» **What to produce**
Set down all of the data that follows word for word, without the images.

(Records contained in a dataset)
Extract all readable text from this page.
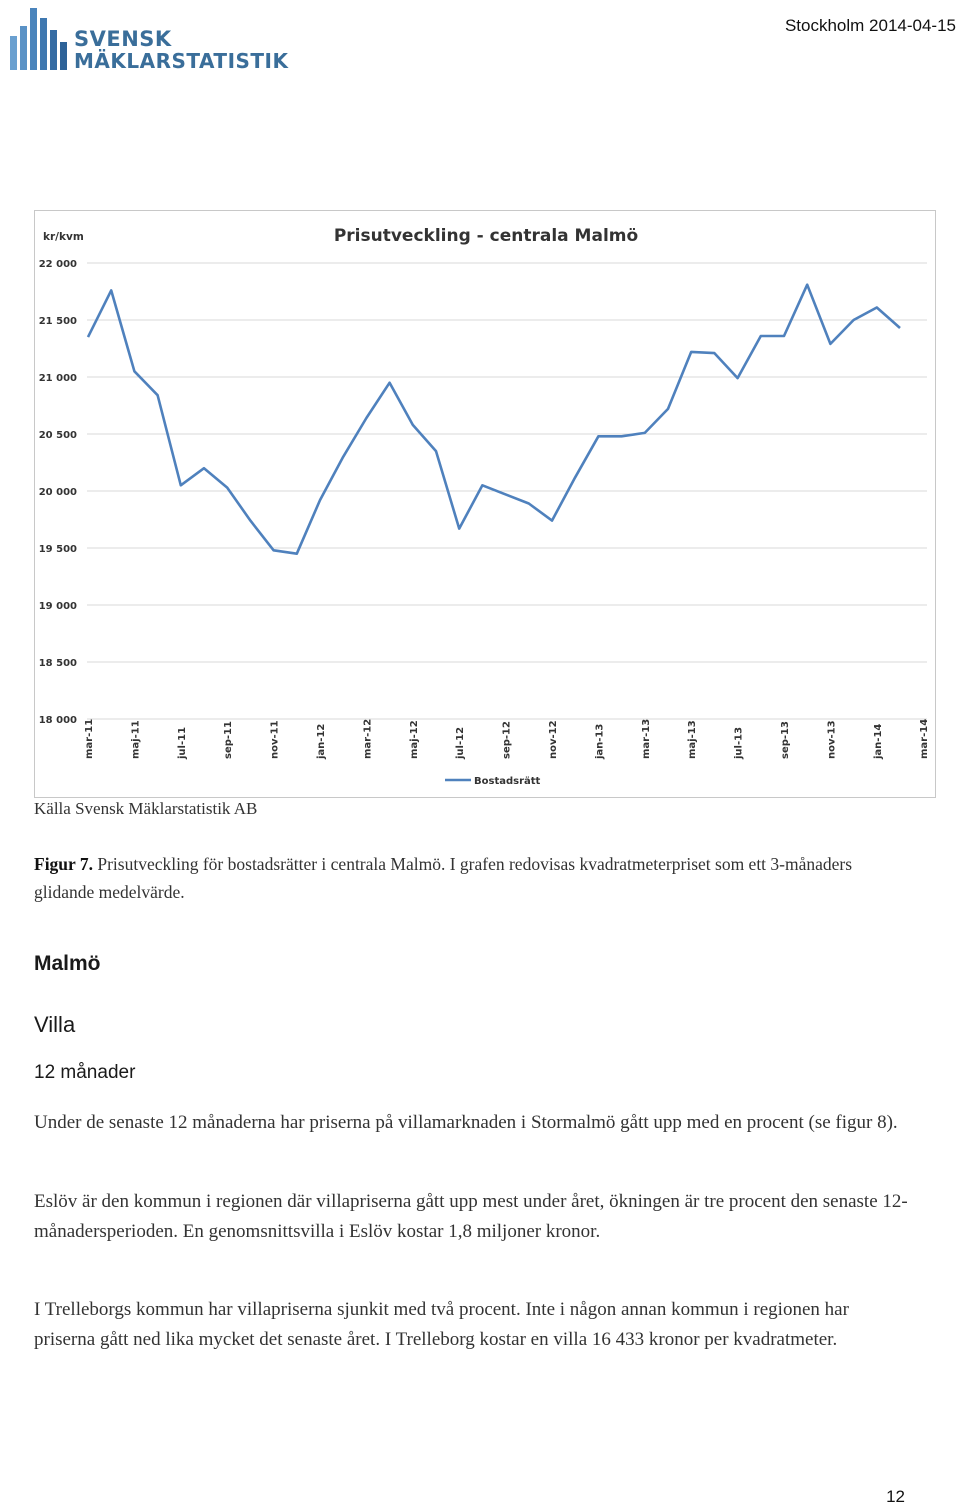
SVENSK
MÄKLARSTATISTIK
Stockholm 2014-04-15
Prisutveckling - centrala Malmö
kr/kvm
18 000
18 500
19 000
19 500
20 000
20 500
21 000
21 500
22 000
mar-11	maj-11	jul-11	sep-11	nov-11	jan-12	mar-12	maj-12	jul-12	sep-12	nov-12	jan-13	mar-13	maj-13	jul-13	sep-13	nov-13	jan-14	mar-14
Bostadsrätt
Källa Svensk Mäklarstatistik AB
Figur 7. Prisutveckling för bostadsrätter i centrala Malmö. I grafen redovisas kvadratmeterpriset som ett 3-månaders glidande medelvärde.
Malmö
Villa
12 månader

Under de senaste 12 månaderna har priserna på villamarknaden i Stormalmö gått upp med en procent (se figur 8).

Eslöv är den kommun i regionen där villapriserna gått upp mest under året, ökningen är tre procent den senaste 12-månadersperioden. En genomsnittsvilla i Eslöv kostar 1,8 miljoner kronor.

I Trelleborgs kommun har villapriserna sjunkit med två procent. Inte i någon annan kommun i regionen har priserna gått ned lika mycket det senaste året. I Trelleborg kostar en villa 16 433 kronor per kvadratmeter.

12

» **Problem solution**
Extract all readable text from this page.
SVENSK
MÄKLARSTATISTIK
Stockholm 2014-04-15
Prisutveckling - centrala Malmö
kr/kvm
18 000
18 500
19 000
19 500
20 000
20 500
21 000
21 500
22 000
mar-11	maj-11	jul-11	sep-11	nov-11	jan-12	mar-12	maj-12	jul-12	sep-12	nov-12	jan-13	mar-13	maj-13	jul-13	sep-13	nov-13	jan-14	mar-14
Bostadsrätt
Källa Svensk Mäklarstatistik AB
Figur 7. Prisutveckling för bostadsrätter i centrala Malmö. I grafen redovisas kvadratmeterpriset som ett 3-månaders glidande medelvärde.
Malmö
Villa
12 månader

Under de senaste 12 månaderna har priserna på villamarknaden i Stormalmö gått upp med en procent (se figur 8).

Eslöv är den kommun i regionen där villapriserna gått upp mest under året, ökningen är tre procent den senaste 12-månadersperioden. En genomsnittsvilla i Eslöv kostar 1,8 miljoner kronor.

I Trelleborgs kommun har villapriserna sjunkit med två procent. Inte i någon annan kommun i regionen har priserna gått ned lika mycket det senaste året. I Trelleborg kostar en villa 16 433 kronor per kvadratmeter.

12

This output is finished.